-- START Stored records --

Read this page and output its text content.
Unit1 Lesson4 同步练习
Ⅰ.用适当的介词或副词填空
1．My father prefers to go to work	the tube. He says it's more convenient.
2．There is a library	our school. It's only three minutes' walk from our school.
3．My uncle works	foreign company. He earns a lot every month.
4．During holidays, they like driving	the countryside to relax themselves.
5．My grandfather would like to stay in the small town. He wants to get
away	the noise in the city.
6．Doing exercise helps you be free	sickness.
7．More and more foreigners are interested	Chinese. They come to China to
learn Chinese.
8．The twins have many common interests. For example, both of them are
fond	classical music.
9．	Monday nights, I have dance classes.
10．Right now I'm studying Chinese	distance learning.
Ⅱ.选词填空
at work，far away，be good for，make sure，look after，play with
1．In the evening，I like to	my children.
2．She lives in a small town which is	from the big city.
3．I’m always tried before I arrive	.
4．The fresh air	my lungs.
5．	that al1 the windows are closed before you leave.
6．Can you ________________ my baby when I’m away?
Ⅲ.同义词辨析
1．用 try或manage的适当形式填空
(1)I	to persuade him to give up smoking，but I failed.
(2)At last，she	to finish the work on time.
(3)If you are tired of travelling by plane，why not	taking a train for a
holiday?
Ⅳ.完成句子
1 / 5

-- END Stored records --

> **Stated exercise**: Copy every record above exactly as it appears.

> **Task output**:
Read this page and output its text content.
Unit1 Lesson4 同步练习
Ⅰ.用适当的介词或副词填空
1．My father prefers to go to work	the tube. He says it's more convenient.
2．There is a library	our school. It's only three minutes' walk from our school.
3．My uncle works	foreign company. He earns a lot every month.
4．During holidays, they like driving	the countryside to relax themselves.
5．My grandfather would like to stay in the small town. He wants to get
away	the noise in the city.
6．Doing exercise helps you be free	sickness.
7．More and more foreigners are interested	Chinese. They come to China to
learn Chinese.
8．The twins have many common interests. For example, both of them are
fond	classical music.
9．	Monday nights, I have dance classes.
10．Right now I'm studying Chinese	distance learning.
Ⅱ.选词填空
at work，far away，be good for，make sure，look after，play with
1．In the evening，I like to	my children.
2．She lives in a small town which is	from the big city.
3．I’m always tried before I arrive	.
4．The fresh air	my lungs.
5．	that al1 the windows are closed before you leave.
6．Can you ________________ my baby when I’m away?
Ⅲ.同义词辨析
1．用 try或manage的适当形式填空
(1)I	to persuade him to give up smoking，but I failed.
(2)At last，she	to finish the work on time.
(3)If you are tired of travelling by plane，why not	taking a train for a
holiday?
Ⅳ.完成句子
1 / 5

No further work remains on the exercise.